__SHORT EXERCISE__: Return the listing below unchanged, minus its pictures.

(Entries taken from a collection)
────────────────

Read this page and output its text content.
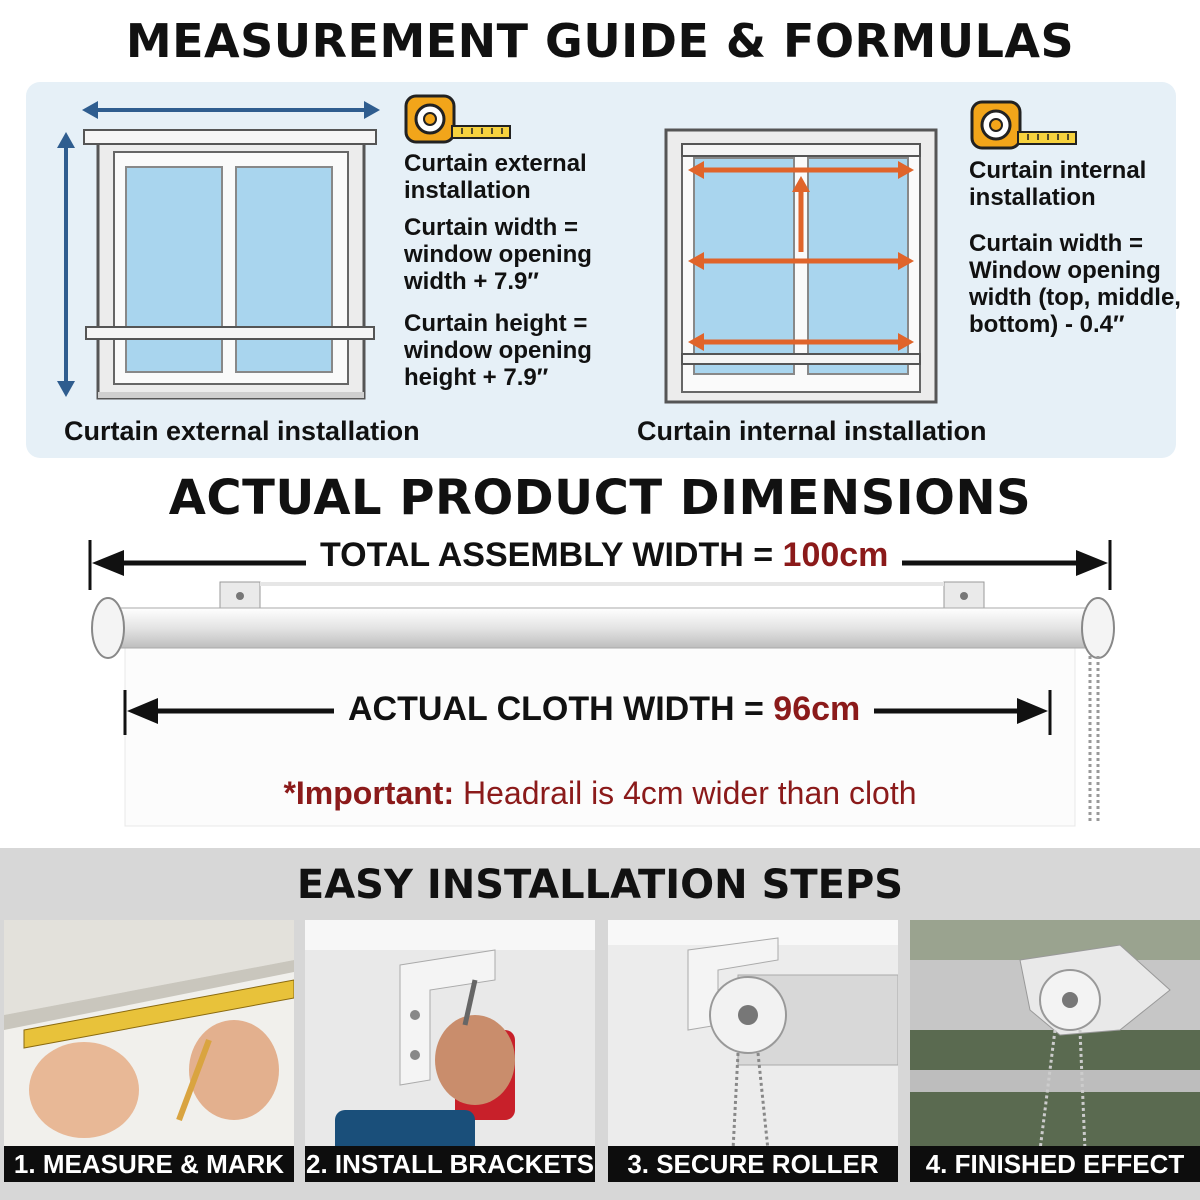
MEASUREMENT GUIDE & FORMULAS
Curtain external
installation
Curtain width =
window opening
width + 7.9″
Curtain height =
window opening
height + 7.9″
Curtain external installation
Curtain internal
installation
Curtain width =
Window opening
width (top, middle,
bottom) - 0.4″
Curtain internal installation
ACTUAL PRODUCT DIMENSIONS
TOTAL ASSEMBLY WIDTH = 100cm
ACTUAL CLOTH WIDTH = 96cm
*Important: Headrail is 4cm wider than cloth
EASY INSTALLATION STEPS
1. MEASURE & MARK 2. INSTALL BRACKETS	3. SECURE ROLLER	4. FINISHED EFFECT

────────────────

__OUTPUT BELOW__:
Read this page and output its text content.
MEASUREMENT GUIDE & FORMULAS
Curtain external
installation
Curtain width =
window opening
width + 7.9″
Curtain height =
window opening
height + 7.9″
Curtain external installation
Curtain internal
installation
Curtain width =
Window opening
width (top, middle,
bottom) - 0.4″
Curtain internal installation
ACTUAL PRODUCT DIMENSIONS
TOTAL ASSEMBLY WIDTH = 100cm
ACTUAL CLOTH WIDTH = 96cm
*Important: Headrail is 4cm wider than cloth
EASY INSTALLATION STEPS
1. MEASURE & MARK 2. INSTALL BRACKETS	3. SECURE ROLLER	4. FINISHED EFFECT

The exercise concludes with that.